Extract each line of the data below exactly as written.
— BEGIN Listed entries —
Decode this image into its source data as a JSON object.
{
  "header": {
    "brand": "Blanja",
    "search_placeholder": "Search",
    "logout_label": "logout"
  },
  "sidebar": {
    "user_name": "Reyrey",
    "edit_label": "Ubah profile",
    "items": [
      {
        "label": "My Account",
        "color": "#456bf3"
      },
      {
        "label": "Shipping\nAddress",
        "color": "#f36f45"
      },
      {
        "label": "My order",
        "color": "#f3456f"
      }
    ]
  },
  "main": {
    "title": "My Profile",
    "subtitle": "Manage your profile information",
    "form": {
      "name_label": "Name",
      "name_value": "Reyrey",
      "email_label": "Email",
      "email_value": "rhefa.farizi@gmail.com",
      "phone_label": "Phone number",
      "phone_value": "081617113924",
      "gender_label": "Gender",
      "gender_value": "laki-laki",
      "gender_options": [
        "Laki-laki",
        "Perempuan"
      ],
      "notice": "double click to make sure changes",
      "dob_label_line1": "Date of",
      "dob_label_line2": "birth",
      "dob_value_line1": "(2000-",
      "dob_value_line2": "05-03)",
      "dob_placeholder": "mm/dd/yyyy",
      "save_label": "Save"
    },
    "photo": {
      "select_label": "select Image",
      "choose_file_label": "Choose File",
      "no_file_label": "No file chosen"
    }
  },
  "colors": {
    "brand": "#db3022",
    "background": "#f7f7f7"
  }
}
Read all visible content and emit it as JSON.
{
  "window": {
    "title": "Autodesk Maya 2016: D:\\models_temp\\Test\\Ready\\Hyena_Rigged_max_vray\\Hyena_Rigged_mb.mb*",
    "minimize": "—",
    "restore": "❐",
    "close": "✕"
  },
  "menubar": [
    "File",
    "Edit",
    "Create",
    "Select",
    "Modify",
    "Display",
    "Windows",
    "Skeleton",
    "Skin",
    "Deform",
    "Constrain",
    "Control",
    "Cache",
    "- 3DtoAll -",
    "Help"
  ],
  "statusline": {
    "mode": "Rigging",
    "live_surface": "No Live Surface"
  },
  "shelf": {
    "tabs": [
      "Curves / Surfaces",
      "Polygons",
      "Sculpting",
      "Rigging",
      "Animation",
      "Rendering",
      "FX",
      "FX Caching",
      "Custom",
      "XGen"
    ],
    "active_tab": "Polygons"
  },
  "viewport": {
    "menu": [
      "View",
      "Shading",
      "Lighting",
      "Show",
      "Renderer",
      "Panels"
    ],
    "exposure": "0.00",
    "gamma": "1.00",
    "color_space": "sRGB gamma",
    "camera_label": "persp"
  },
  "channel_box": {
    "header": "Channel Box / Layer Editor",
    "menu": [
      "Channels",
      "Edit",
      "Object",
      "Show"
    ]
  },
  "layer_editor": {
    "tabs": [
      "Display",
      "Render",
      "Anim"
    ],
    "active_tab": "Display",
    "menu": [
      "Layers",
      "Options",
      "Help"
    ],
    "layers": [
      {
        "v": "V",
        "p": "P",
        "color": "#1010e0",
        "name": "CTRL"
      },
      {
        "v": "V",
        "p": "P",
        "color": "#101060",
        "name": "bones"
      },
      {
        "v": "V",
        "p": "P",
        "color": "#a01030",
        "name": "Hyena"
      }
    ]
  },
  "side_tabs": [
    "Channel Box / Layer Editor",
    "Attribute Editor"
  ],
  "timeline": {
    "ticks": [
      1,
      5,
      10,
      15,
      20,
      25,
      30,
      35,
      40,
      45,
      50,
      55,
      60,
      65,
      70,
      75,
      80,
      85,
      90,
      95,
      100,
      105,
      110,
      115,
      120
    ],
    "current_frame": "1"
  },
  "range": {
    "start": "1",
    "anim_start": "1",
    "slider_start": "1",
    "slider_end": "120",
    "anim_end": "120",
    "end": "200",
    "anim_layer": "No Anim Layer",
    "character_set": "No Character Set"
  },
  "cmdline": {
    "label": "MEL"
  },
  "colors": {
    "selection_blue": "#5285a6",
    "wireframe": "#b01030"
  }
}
— END Listed entries —
• Written solution:
Decode this image into its source data as a JSON object.
{
  "header": {
    "brand": "Blanja",
    "search_placeholder": "Search",
    "logout_label": "logout"
  },
  "sidebar": {
    "user_name": "Reyrey",
    "edit_label": "Ubah profile",
    "items": [
      {
        "label": "My Account",
        "color": "#456bf3"
      },
      {
        "label": "Shipping\nAddress",
        "color": "#f36f45"
      },
      {
        "label": "My order",
        "color": "#f3456f"
      }
    ]
  },
  "main": {
    "title": "My Profile",
    "subtitle": "Manage your profile information",
    "form": {
      "name_label": "Name",
      "name_value": "Reyrey",
      "email_label": "Email",
      "email_value": "rhefa.farizi@gmail.com",
      "phone_label": "Phone number",
      "phone_value": "081617113924",
      "gender_label": "Gender",
      "gender_value": "laki-laki",
      "gender_options": [
        "Laki-laki",
        "Perempuan"
      ],
      "notice": "double click to make sure changes",
      "dob_label_line1": "Date of",
      "dob_label_line2": "birth",
      "dob_value_line1": "(2000-",
      "dob_value_line2": "05-03)",
      "dob_placeholder": "mm/dd/yyyy",
      "save_label": "Save"
    },
    "photo": {
      "select_label": "select Image",
      "choose_file_label": "Choose File",
      "no_file_label": "No file chosen"
    }
  },
  "colors": {
    "brand": "#db3022",
    "background": "#f7f7f7"
  }
}
Read all visible content and emit it as JSON.
{
  "window": {
    "title": "Autodesk Maya 2016: D:\\models_temp\\Test\\Ready\\Hyena_Rigged_max_vray\\Hyena_Rigged_mb.mb*",
    "minimize": "—",
    "restore": "❐",
    "close": "✕"
  },
  "menubar": [
    "File",
    "Edit",
    "Create",
    "Select",
    "Modify",
    "Display",
    "Windows",
    "Skeleton",
    "Skin",
    "Deform",
    "Constrain",
    "Control",
    "Cache",
    "- 3DtoAll -",
    "Help"
  ],
  "statusline": {
    "mode": "Rigging",
    "live_surface": "No Live Surface"
  },
  "shelf": {
    "tabs": [
      "Curves / Surfaces",
      "Polygons",
      "Sculpting",
      "Rigging",
      "Animation",
      "Rendering",
      "FX",
      "FX Caching",
      "Custom",
      "XGen"
    ],
    "active_tab": "Polygons"
  },
  "viewport": {
    "menu": [
      "View",
      "Shading",
      "Lighting",
      "Show",
      "Renderer",
      "Panels"
    ],
    "exposure": "0.00",
    "gamma": "1.00",
    "color_space": "sRGB gamma",
    "camera_label": "persp"
  },
  "channel_box": {
    "header": "Channel Box / Layer Editor",
    "menu": [
      "Channels",
      "Edit",
      "Object",
      "Show"
    ]
  },
  "layer_editor": {
    "tabs": [
      "Display",
      "Render",
      "Anim"
    ],
    "active_tab": "Display",
    "menu": [
      "Layers",
      "Options",
      "Help"
    ],
    "layers": [
      {
        "v": "V",
        "p": "P",
        "color": "#1010e0",
        "name": "CTRL"
      },
      {
        "v": "V",
        "p": "P",
        "color": "#101060",
        "name": "bones"
      },
      {
        "v": "V",
        "p": "P",
        "color": "#a01030",
        "name": "Hyena"
      }
    ]
  },
  "side_tabs": [
    "Channel Box / Layer Editor",
    "Attribute Editor"
  ],
  "timeline": {
    "ticks": [
      1,
      5,
      10,
      15,
      20,
      25,
      30,
      35,
      40,
      45,
      50,
      55,
      60,
      65,
      70,
      75,
      80,
      85,
      90,
      95,
      100,
      105,
      110,
      115,
      120
    ],
    "current_frame": "1"
  },
  "range": {
    "start": "1",
    "anim_start": "1",
    "slider_start": "1",
    "slider_end": "120",
    "anim_end": "120",
    "end": "200",
    "anim_layer": "No Anim Layer",
    "character_set": "No Character Set"
  },
  "cmdline": {
    "label": "MEL"
  },
  "colors": {
    "selection_blue": "#5285a6",
    "wireframe": "#b01030"
  }
}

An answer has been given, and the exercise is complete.